Read the data and repeat it in full, exactly.
▬▬▬
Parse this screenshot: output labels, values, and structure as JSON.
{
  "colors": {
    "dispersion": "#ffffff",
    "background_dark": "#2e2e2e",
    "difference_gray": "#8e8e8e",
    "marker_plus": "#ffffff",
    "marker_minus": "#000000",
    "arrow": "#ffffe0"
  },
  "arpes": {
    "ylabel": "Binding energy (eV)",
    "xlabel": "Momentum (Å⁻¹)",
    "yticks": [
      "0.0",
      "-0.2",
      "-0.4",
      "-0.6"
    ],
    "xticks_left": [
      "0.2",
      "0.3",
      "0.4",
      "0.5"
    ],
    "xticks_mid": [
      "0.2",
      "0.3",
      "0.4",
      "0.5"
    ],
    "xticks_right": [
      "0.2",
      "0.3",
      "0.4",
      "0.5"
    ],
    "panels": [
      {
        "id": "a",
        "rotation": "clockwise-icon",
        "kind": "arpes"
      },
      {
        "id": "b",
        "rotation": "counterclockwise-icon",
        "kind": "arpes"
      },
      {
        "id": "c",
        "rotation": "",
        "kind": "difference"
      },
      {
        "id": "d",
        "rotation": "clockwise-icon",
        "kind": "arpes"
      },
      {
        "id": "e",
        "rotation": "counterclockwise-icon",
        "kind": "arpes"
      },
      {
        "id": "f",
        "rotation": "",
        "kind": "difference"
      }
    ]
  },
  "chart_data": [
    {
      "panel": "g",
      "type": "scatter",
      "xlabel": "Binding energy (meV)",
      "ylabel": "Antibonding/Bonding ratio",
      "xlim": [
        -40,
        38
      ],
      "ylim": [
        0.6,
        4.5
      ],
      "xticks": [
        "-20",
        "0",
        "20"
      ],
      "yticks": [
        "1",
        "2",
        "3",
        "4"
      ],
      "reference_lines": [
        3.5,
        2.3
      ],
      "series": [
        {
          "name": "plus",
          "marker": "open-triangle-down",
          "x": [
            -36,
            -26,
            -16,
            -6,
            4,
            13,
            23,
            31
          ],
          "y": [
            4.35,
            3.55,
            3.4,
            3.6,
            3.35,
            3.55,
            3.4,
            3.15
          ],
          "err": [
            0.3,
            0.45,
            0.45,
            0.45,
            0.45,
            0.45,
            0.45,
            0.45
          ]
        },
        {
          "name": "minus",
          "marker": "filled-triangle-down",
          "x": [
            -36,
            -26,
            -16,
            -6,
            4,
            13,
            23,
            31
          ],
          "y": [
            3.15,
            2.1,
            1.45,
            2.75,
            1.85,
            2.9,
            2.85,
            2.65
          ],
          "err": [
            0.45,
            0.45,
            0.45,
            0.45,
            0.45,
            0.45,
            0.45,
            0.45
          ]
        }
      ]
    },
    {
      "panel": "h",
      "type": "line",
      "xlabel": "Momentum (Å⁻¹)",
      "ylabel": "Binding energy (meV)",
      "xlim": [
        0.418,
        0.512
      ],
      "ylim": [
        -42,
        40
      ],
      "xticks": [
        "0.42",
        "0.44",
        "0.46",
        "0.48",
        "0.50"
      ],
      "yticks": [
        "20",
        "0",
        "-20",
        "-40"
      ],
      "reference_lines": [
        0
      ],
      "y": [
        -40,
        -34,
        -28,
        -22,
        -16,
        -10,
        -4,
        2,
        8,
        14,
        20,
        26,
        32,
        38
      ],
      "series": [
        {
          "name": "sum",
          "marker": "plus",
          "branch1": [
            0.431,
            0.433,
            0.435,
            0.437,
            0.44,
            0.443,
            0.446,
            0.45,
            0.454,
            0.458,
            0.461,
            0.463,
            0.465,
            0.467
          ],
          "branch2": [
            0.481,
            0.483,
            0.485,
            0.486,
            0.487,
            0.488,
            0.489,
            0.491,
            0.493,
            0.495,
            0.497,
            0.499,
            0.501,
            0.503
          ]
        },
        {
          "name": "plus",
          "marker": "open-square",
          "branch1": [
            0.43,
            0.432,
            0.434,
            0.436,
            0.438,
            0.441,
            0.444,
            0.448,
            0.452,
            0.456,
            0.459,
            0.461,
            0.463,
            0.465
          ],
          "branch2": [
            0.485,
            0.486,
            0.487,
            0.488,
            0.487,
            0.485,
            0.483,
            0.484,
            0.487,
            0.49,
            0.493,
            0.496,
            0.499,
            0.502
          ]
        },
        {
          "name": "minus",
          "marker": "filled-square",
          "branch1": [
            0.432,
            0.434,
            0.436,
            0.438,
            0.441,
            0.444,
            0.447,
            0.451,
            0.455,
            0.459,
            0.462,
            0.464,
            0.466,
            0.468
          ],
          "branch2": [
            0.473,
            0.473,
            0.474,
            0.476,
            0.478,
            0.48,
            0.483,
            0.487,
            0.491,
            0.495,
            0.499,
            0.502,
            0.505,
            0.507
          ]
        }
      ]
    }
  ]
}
▬▬▬
## SOLUTION FOR THIS TASK
Parse this screenshot: output labels, values, and structure as JSON.
{
  "colors": {
    "dispersion": "#ffffff",
    "background_dark": "#2e2e2e",
    "difference_gray": "#8e8e8e",
    "marker_plus": "#ffffff",
    "marker_minus": "#000000",
    "arrow": "#ffffe0"
  },
  "arpes": {
    "ylabel": "Binding energy (eV)",
    "xlabel": "Momentum (Å⁻¹)",
    "yticks": [
      "0.0",
      "-0.2",
      "-0.4",
      "-0.6"
    ],
    "xticks_left": [
      "0.2",
      "0.3",
      "0.4",
      "0.5"
    ],
    "xticks_mid": [
      "0.2",
      "0.3",
      "0.4",
      "0.5"
    ],
    "xticks_right": [
      "0.2",
      "0.3",
      "0.4",
      "0.5"
    ],
    "panels": [
      {
        "id": "a",
        "rotation": "clockwise-icon",
        "kind": "arpes"
      },
      {
        "id": "b",
        "rotation": "counterclockwise-icon",
        "kind": "arpes"
      },
      {
        "id": "c",
        "rotation": "",
        "kind": "difference"
      },
      {
        "id": "d",
        "rotation": "clockwise-icon",
        "kind": "arpes"
      },
      {
        "id": "e",
        "rotation": "counterclockwise-icon",
        "kind": "arpes"
      },
      {
        "id": "f",
        "rotation": "",
        "kind": "difference"
      }
    ]
  },
  "chart_data": [
    {
      "panel": "g",
      "type": "scatter",
      "xlabel": "Binding energy (meV)",
      "ylabel": "Antibonding/Bonding ratio",
      "xlim": [
        -40,
        38
      ],
      "ylim": [
        0.6,
        4.5
      ],
      "xticks": [
        "-20",
        "0",
        "20"
      ],
      "yticks": [
        "1",
        "2",
        "3",
        "4"
      ],
      "reference_lines": [
        3.5,
        2.3
      ],
      "series": [
        {
          "name": "plus",
          "marker": "open-triangle-down",
          "x": [
            -36,
            -26,
            -16,
            -6,
            4,
            13,
            23,
            31
          ],
          "y": [
            4.35,
            3.55,
            3.4,
            3.6,
            3.35,
            3.55,
            3.4,
            3.15
          ],
          "err": [
            0.3,
            0.45,
            0.45,
            0.45,
            0.45,
            0.45,
            0.45,
            0.45
          ]
        },
        {
          "name": "minus",
          "marker": "filled-triangle-down",
          "x": [
            -36,
            -26,
            -16,
            -6,
            4,
            13,
            23,
            31
          ],
          "y": [
            3.15,
            2.1,
            1.45,
            2.75,
            1.85,
            2.9,
            2.85,
            2.65
          ],
          "err": [
            0.45,
            0.45,
            0.45,
            0.45,
            0.45,
            0.45,
            0.45,
            0.45
          ]
        }
      ]
    },
    {
      "panel": "h",
      "type": "line",
      "xlabel": "Momentum (Å⁻¹)",
      "ylabel": "Binding energy (meV)",
      "xlim": [
        0.418,
        0.512
      ],
      "ylim": [
        -42,
        40
      ],
      "xticks": [
        "0.42",
        "0.44",
        "0.46",
        "0.48",
        "0.50"
      ],
      "yticks": [
        "20",
        "0",
        "-20",
        "-40"
      ],
      "reference_lines": [
        0
      ],
      "y": [
        -40,
        -34,
        -28,
        -22,
        -16,
        -10,
        -4,
        2,
        8,
        14,
        20,
        26,
        32,
        38
      ],
      "series": [
        {
          "name": "sum",
          "marker": "plus",
          "branch1": [
            0.431,
            0.433,
            0.435,
            0.437,
            0.44,
            0.443,
            0.446,
            0.45,
            0.454,
            0.458,
            0.461,
            0.463,
            0.465,
            0.467
          ],
          "branch2": [
            0.481,
            0.483,
            0.485,
            0.486,
            0.487,
            0.488,
            0.489,
            0.491,
            0.493,
            0.495,
            0.497,
            0.499,
            0.501,
            0.503
          ]
        },
        {
          "name": "plus",
          "marker": "open-square",
          "branch1": [
            0.43,
            0.432,
            0.434,
            0.436,
            0.438,
            0.441,
            0.444,
            0.448,
            0.452,
            0.456,
            0.459,
            0.461,
            0.463,
            0.465
          ],
          "branch2": [
            0.485,
            0.486,
            0.487,
            0.488,
            0.487,
            0.485,
            0.483,
            0.484,
            0.487,
            0.49,
            0.493,
            0.496,
            0.499,
            0.502
          ]
        },
        {
          "name": "minus",
          "marker": "filled-square",
          "branch1": [
            0.432,
            0.434,
            0.436,
            0.438,
            0.441,
            0.444,
            0.447,
            0.451,
            0.455,
            0.459,
            0.462,
            0.464,
            0.466,
            0.468
          ],
          "branch2": [
            0.473,
            0.473,
            0.474,
            0.476,
            0.478,
            0.48,
            0.483,
            0.487,
            0.491,
            0.495,
            0.499,
            0.502,
            0.505,
            0.507
          ]
        }
      ]
    }
  ]
}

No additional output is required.